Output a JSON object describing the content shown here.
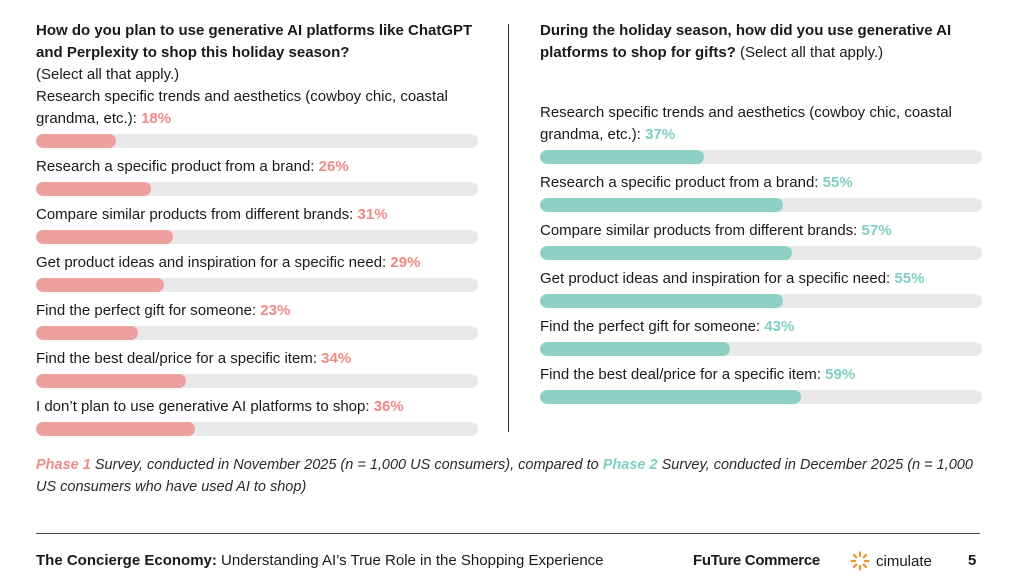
{
  "chart_data": [
    {
      "type": "bar",
      "title": "How do you plan to use generative AI platforms like ChatGPT and Perplexity to shop this holiday season?",
      "note": "(Select all that apply.)",
      "xlim": [
        0,
        100
      ],
      "unit": "%",
      "color": "#eda09d",
      "categories": [
        "Research specific trends and aesthetics (cowboy chic, coastal grandma, etc.):",
        "Research a specific product from a brand:",
        "Compare similar products from different brands:",
        "Get product ideas and inspiration for a specific need:",
        "Find the perfect gift for someone:",
        "Find the best deal/price for a specific item:",
        "I don’t plan to use generative AI platforms to shop:"
      ],
      "values": [
        18,
        26,
        31,
        29,
        23,
        34,
        36
      ],
      "labels": [
        "18%",
        "26%",
        "31%",
        "29%",
        "23%",
        "34%",
        "36%"
      ]
    },
    {
      "type": "bar",
      "title": "During the holiday season, how did you use generative AI platforms to shop for gifts?",
      "note": "(Select all that apply.)",
      "xlim": [
        0,
        100
      ],
      "unit": "%",
      "color": "#8fd0c5",
      "categories": [
        "Research specific trends and aesthetics (cowboy chic, coastal grandma, etc.):",
        "Research a specific product from a brand:",
        "Compare similar products from different brands:",
        "Get product ideas and inspiration for a specific need:",
        "Find the perfect gift for someone:",
        "Find the best deal/price for a specific item:"
      ],
      "values": [
        37,
        55,
        57,
        55,
        43,
        59
      ],
      "labels": [
        "37%",
        "55%",
        "57%",
        "55%",
        "43%",
        "59%"
      ]
    }
  ],
  "footnote": {
    "phase1": "Phase 1",
    "text1": " Survey, conducted in November 2025 (n = 1,000 US consumers), compared to ",
    "phase2": "Phase 2",
    "text2": " Survey, conducted in December 2025 (n = 1,000 US consumers who have used AI to shop)"
  },
  "footer": {
    "title_bold": "The Concierge Economy:",
    "title_rest": " Understanding AI’s True Role in the Shopping Experience",
    "brand1": "FuTure Commerce",
    "brand2": "cimulate",
    "page": "5"
  }
}
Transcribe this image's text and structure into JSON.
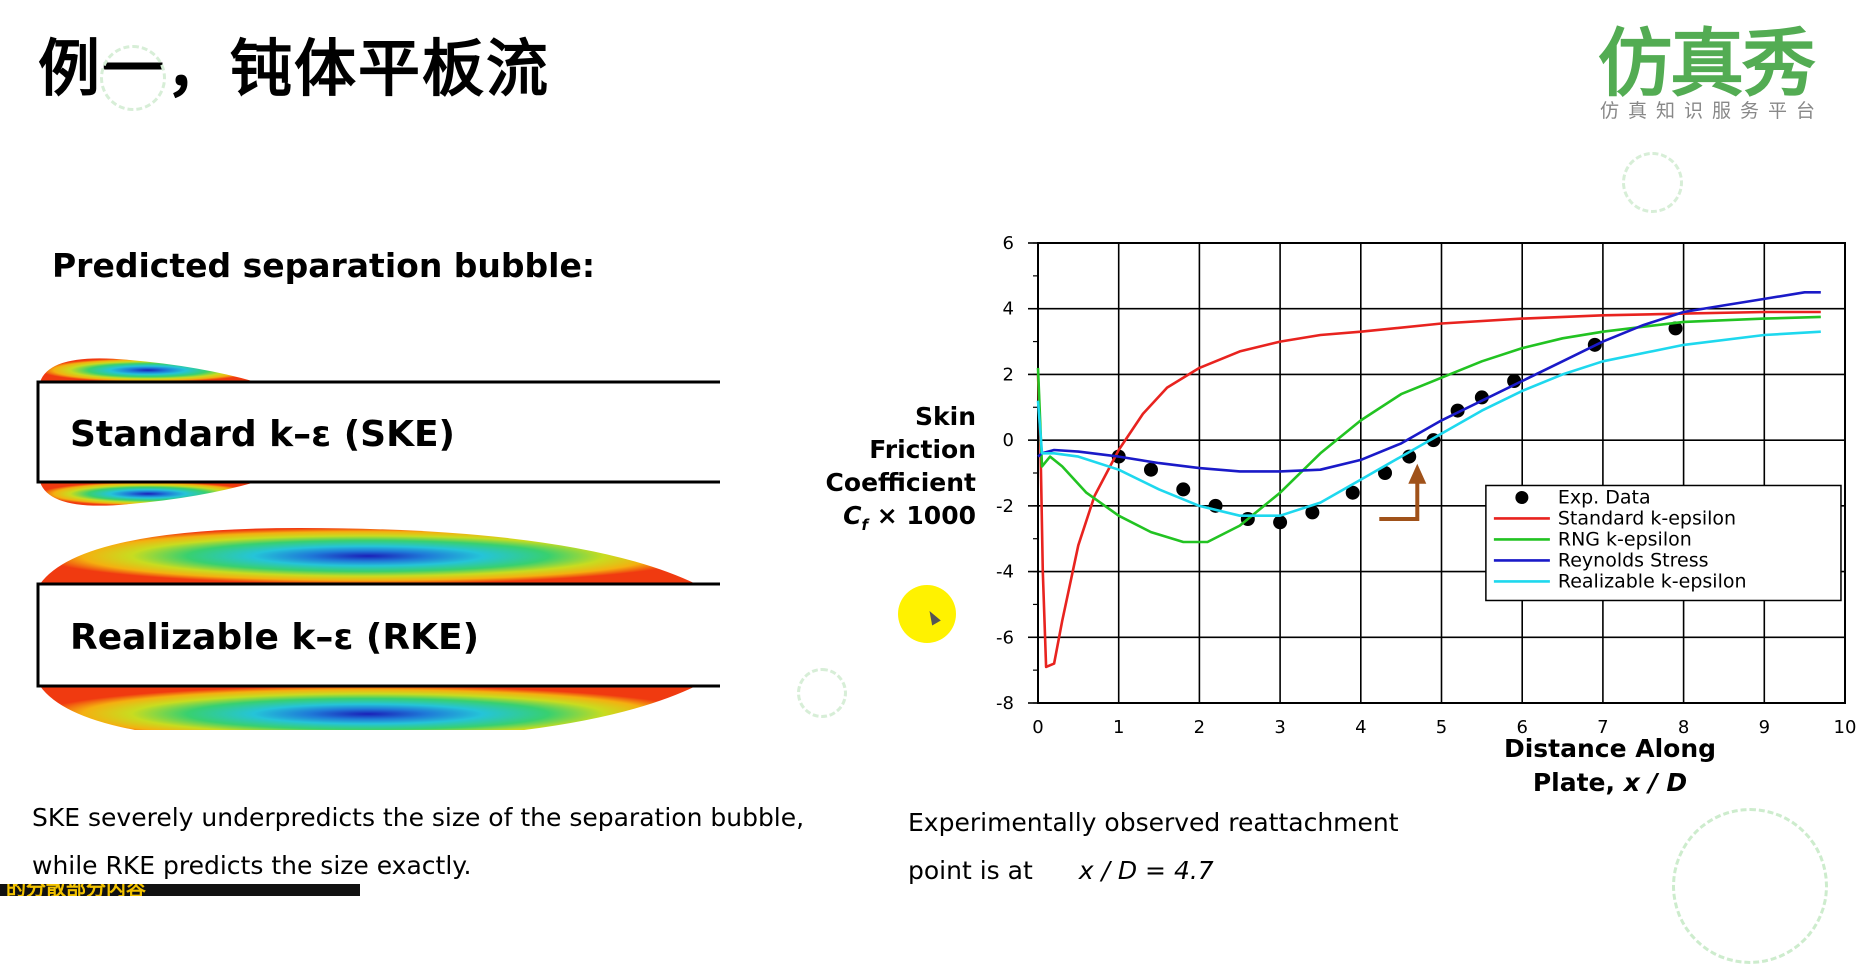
{
  "page": {
    "title": "例一，钝体平板流",
    "logo_text": "仿真秀",
    "logo_subtitle": "仿真知识服务平台",
    "subtitle": "Predicted separation bubble:",
    "model_labels": [
      "Standard k–ε (SKE)",
      "Realizable k–ε (RKE)"
    ],
    "caption_lines": [
      "SKE severely  underpredicts the size of  the separation bubble,",
      "while RKE predicts the size exactly."
    ],
    "ylabel_lines": [
      "Skin",
      "Friction",
      "Coefficient"
    ],
    "ylabel_formula": "C",
    "ylabel_sub": "f",
    "ylabel_rest": " × 1000",
    "xlabel_line1": "Distance Along",
    "xlabel_line2_prefix": "Plate, ",
    "xlabel_line2_var": "x / D",
    "note_line1": "Experimentally observed reattachment",
    "note_line2_prefix": "point is at",
    "note_line2_value": "x / D = 4.7",
    "bottom_strip_text": "的分散部分内容"
  },
  "colors": {
    "logo_green": "#4aa84a",
    "standard": "#e8231f",
    "rng": "#22c322",
    "reynolds": "#1a1ac8",
    "realizable": "#1ed8ee",
    "arrow": "#a0521a",
    "cursor": "#fff200"
  },
  "chart_data": {
    "type": "line",
    "xlim": [
      0,
      10
    ],
    "ylim": [
      -8,
      6
    ],
    "x_ticks": [
      0,
      1,
      2,
      3,
      4,
      5,
      6,
      7,
      8,
      9,
      10
    ],
    "y_ticks": [
      -8,
      -6,
      -4,
      -2,
      0,
      2,
      4,
      6
    ],
    "grid": true,
    "legend_position": "right",
    "series": [
      {
        "name": "Exp. Data",
        "kind": "scatter",
        "color": "#000000",
        "x": [
          1.0,
          1.4,
          1.8,
          2.2,
          2.6,
          3.0,
          3.4,
          3.9,
          4.3,
          4.6,
          4.9,
          5.2,
          5.5,
          5.9,
          6.9,
          7.9
        ],
        "y": [
          -0.5,
          -0.9,
          -1.5,
          -2.0,
          -2.4,
          -2.5,
          -2.2,
          -1.6,
          -1.0,
          -0.5,
          0.0,
          0.9,
          1.3,
          1.8,
          2.9,
          3.4
        ]
      },
      {
        "name": "Standard k-epsilon",
        "color": "#e8231f",
        "x": [
          0.0,
          0.03,
          0.06,
          0.1,
          0.2,
          0.3,
          0.5,
          0.7,
          1.0,
          1.3,
          1.6,
          2.0,
          2.5,
          3.0,
          3.5,
          4.0,
          5.0,
          6.0,
          7.0,
          8.0,
          9.0,
          9.7
        ],
        "y": [
          2.0,
          0.0,
          -4.0,
          -6.9,
          -6.8,
          -5.5,
          -3.2,
          -1.7,
          -0.3,
          0.8,
          1.6,
          2.2,
          2.7,
          3.0,
          3.2,
          3.3,
          3.55,
          3.7,
          3.8,
          3.85,
          3.9,
          3.9
        ]
      },
      {
        "name": "RNG k-epsilon",
        "color": "#22c322",
        "x": [
          0.0,
          0.05,
          0.15,
          0.3,
          0.6,
          1.0,
          1.4,
          1.8,
          2.1,
          2.5,
          3.0,
          3.5,
          4.0,
          4.5,
          5.0,
          5.5,
          6.0,
          6.5,
          7.0,
          8.0,
          9.0,
          9.7
        ],
        "y": [
          2.2,
          -0.8,
          -0.5,
          -0.8,
          -1.6,
          -2.3,
          -2.8,
          -3.1,
          -3.1,
          -2.6,
          -1.6,
          -0.4,
          0.6,
          1.4,
          1.9,
          2.4,
          2.8,
          3.1,
          3.3,
          3.6,
          3.7,
          3.75
        ]
      },
      {
        "name": "Reynolds Stress",
        "color": "#1a1ac8",
        "x": [
          0.0,
          0.05,
          0.2,
          0.5,
          1.0,
          1.5,
          2.0,
          2.5,
          3.0,
          3.5,
          4.0,
          4.5,
          5.0,
          5.5,
          6.0,
          6.5,
          7.0,
          7.5,
          8.0,
          8.5,
          9.0,
          9.5,
          9.7
        ],
        "y": [
          -0.5,
          -0.4,
          -0.3,
          -0.35,
          -0.5,
          -0.7,
          -0.85,
          -0.95,
          -0.95,
          -0.9,
          -0.6,
          -0.1,
          0.6,
          1.2,
          1.8,
          2.4,
          3.0,
          3.5,
          3.9,
          4.1,
          4.3,
          4.5,
          4.5
        ]
      },
      {
        "name": "Realizable k-epsilon",
        "color": "#1ed8ee",
        "x": [
          0.0,
          0.05,
          0.2,
          0.5,
          1.0,
          1.5,
          2.0,
          2.5,
          3.0,
          3.5,
          4.0,
          4.5,
          5.0,
          5.5,
          6.0,
          6.5,
          7.0,
          8.0,
          9.0,
          9.7
        ],
        "y": [
          1.2,
          -0.4,
          -0.4,
          -0.5,
          -0.9,
          -1.5,
          -2.0,
          -2.3,
          -2.3,
          -1.9,
          -1.2,
          -0.5,
          0.2,
          0.9,
          1.5,
          2.0,
          2.4,
          2.9,
          3.2,
          3.3
        ]
      }
    ]
  }
}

_ _ _ _ _

§ DIRECTION
Set down the lines of the records above exactly, apart from the pictures.

§ ANSWER TO THIS TASK
Output a JSON object describing the content shown here.
{
  "chart_data": [
    {
      "type": "bar",
      "title": "How do you plan to use generative AI platforms like ChatGPT and Perplexity to shop this holiday season?",
      "note": "(Select all that apply.)",
      "xlim": [
        0,
        100
      ],
      "unit": "%",
      "color": "#eda09d",
      "categories": [
        "Research specific trends and aesthetics (cowboy chic, coastal grandma, etc.):",
        "Research a specific product from a brand:",
        "Compare similar products from different brands:",
        "Get product ideas and inspiration for a specific need:",
        "Find the perfect gift for someone:",
        "Find the best deal/price for a specific item:",
        "I don’t plan to use generative AI platforms to shop:"
      ],
      "values": [
        18,
        26,
        31,
        29,
        23,
        34,
        36
      ],
      "labels": [
        "18%",
        "26%",
        "31%",
        "29%",
        "23%",
        "34%",
        "36%"
      ]
    },
    {
      "type": "bar",
      "title": "During the holiday season, how did you use generative AI platforms to shop for gifts?",
      "note": "(Select all that apply.)",
      "xlim": [
        0,
        100
      ],
      "unit": "%",
      "color": "#8fd0c5",
      "categories": [
        "Research specific trends and aesthetics (cowboy chic, coastal grandma, etc.):",
        "Research a specific product from a brand:",
        "Compare similar products from different brands:",
        "Get product ideas and inspiration for a specific need:",
        "Find the perfect gift for someone:",
        "Find the best deal/price for a specific item:"
      ],
      "values": [
        37,
        55,
        57,
        55,
        43,
        59
      ],
      "labels": [
        "37%",
        "55%",
        "57%",
        "55%",
        "43%",
        "59%"
      ]
    }
  ],
  "footnote": {
    "phase1": "Phase 1",
    "text1": " Survey, conducted in November 2025 (n = 1,000 US consumers), compared to ",
    "phase2": "Phase 2",
    "text2": " Survey, conducted in December 2025 (n = 1,000 US consumers who have used AI to shop)"
  },
  "footer": {
    "title_bold": "The Concierge Economy:",
    "title_rest": " Understanding AI’s True Role in the Shopping Experience",
    "brand1": "FuTure Commerce",
    "brand2": "cimulate",
    "page": "5"
  }
}
Transcribe this image's text and structure into JSON.
{
  "page": {
    "title": "例一，钝体平板流",
    "logo_text": "仿真秀",
    "logo_subtitle": "仿真知识服务平台",
    "subtitle": "Predicted separation bubble:",
    "model_labels": [
      "Standard k–ε (SKE)",
      "Realizable k–ε (RKE)"
    ],
    "caption_lines": [
      "SKE severely  underpredicts the size of  the separation bubble,",
      "while RKE predicts the size exactly."
    ],
    "ylabel_lines": [
      "Skin",
      "Friction",
      "Coefficient"
    ],
    "ylabel_formula": "C",
    "ylabel_sub": "f",
    "ylabel_rest": " × 1000",
    "xlabel_line1": "Distance Along",
    "xlabel_line2_prefix": "Plate, ",
    "xlabel_line2_var": "x / D",
    "note_line1": "Experimentally observed reattachment",
    "note_line2_prefix": "point is at",
    "note_line2_value": "x / D = 4.7",
    "bottom_strip_text": "的分散部分内容"
  },
  "colors": {
    "logo_green": "#4aa84a",
    "standard": "#e8231f",
    "rng": "#22c322",
    "reynolds": "#1a1ac8",
    "realizable": "#1ed8ee",
    "arrow": "#a0521a",
    "cursor": "#fff200"
  },
  "chart_data": {
    "type": "line",
    "xlim": [
      0,
      10
    ],
    "ylim": [
      -8,
      6
    ],
    "x_ticks": [
      0,
      1,
      2,
      3,
      4,
      5,
      6,
      7,
      8,
      9,
      10
    ],
    "y_ticks": [
      -8,
      -6,
      -4,
      -2,
      0,
      2,
      4,
      6
    ],
    "grid": true,
    "legend_position": "right",
    "series": [
      {
        "name": "Exp. Data",
        "kind": "scatter",
        "color": "#000000",
        "x": [
          1.0,
          1.4,
          1.8,
          2.2,
          2.6,
          3.0,
          3.4,
          3.9,
          4.3,
          4.6,
          4.9,
          5.2,
          5.5,
          5.9,
          6.9,
          7.9
        ],
        "y": [
          -0.5,
          -0.9,
          -1.5,
          -2.0,
          -2.4,
          -2.5,
          -2.2,
          -1.6,
          -1.0,
          -0.5,
          0.0,
          0.9,
          1.3,
          1.8,
          2.9,
          3.4
        ]
      },
      {
        "name": "Standard k-epsilon",
        "color": "#e8231f",
        "x": [
          0.0,
          0.03,
          0.06,
          0.1,
          0.2,
          0.3,
          0.5,
          0.7,
          1.0,
          1.3,
          1.6,
          2.0,
          2.5,
          3.0,
          3.5,
          4.0,
          5.0,
          6.0,
          7.0,
          8.0,
          9.0,
          9.7
        ],
        "y": [
          2.0,
          0.0,
          -4.0,
          -6.9,
          -6.8,
          -5.5,
          -3.2,
          -1.7,
          -0.3,
          0.8,
          1.6,
          2.2,
          2.7,
          3.0,
          3.2,
          3.3,
          3.55,
          3.7,
          3.8,
          3.85,
          3.9,
          3.9
        ]
      },
      {
        "name": "RNG k-epsilon",
        "color": "#22c322",
        "x": [
          0.0,
          0.05,
          0.15,
          0.3,
          0.6,
          1.0,
          1.4,
          1.8,
          2.1,
          2.5,
          3.0,
          3.5,
          4.0,
          4.5,
          5.0,
          5.5,
          6.0,
          6.5,
          7.0,
          8.0,
          9.0,
          9.7
        ],
        "y": [
          2.2,
          -0.8,
          -0.5,
          -0.8,
          -1.6,
          -2.3,
          -2.8,
          -3.1,
          -3.1,
          -2.6,
          -1.6,
          -0.4,
          0.6,
          1.4,
          1.9,
          2.4,
          2.8,
          3.1,
          3.3,
          3.6,
          3.7,
          3.75
        ]
      },
      {
        "name": "Reynolds Stress",
        "color": "#1a1ac8",
        "x": [
          0.0,
          0.05,
          0.2,
          0.5,
          1.0,
          1.5,
          2.0,
          2.5,
          3.0,
          3.5,
          4.0,
          4.5,
          5.0,
          5.5,
          6.0,
          6.5,
          7.0,
          7.5,
          8.0,
          8.5,
          9.0,
          9.5,
          9.7
        ],
        "y": [
          -0.5,
          -0.4,
          -0.3,
          -0.35,
          -0.5,
          -0.7,
          -0.85,
          -0.95,
          -0.95,
          -0.9,
          -0.6,
          -0.1,
          0.6,
          1.2,
          1.8,
          2.4,
          3.0,
          3.5,
          3.9,
          4.1,
          4.3,
          4.5,
          4.5
        ]
      },
      {
        "name": "Realizable k-epsilon",
        "color": "#1ed8ee",
        "x": [
          0.0,
          0.05,
          0.2,
          0.5,
          1.0,
          1.5,
          2.0,
          2.5,
          3.0,
          3.5,
          4.0,
          4.5,
          5.0,
          5.5,
          6.0,
          6.5,
          7.0,
          8.0,
          9.0,
          9.7
        ],
        "y": [
          1.2,
          -0.4,
          -0.4,
          -0.5,
          -0.9,
          -1.5,
          -2.0,
          -2.3,
          -2.3,
          -1.9,
          -1.2,
          -0.5,
          0.2,
          0.9,
          1.5,
          2.0,
          2.4,
          2.9,
          3.2,
          3.3
        ]
      }
    ]
  }
}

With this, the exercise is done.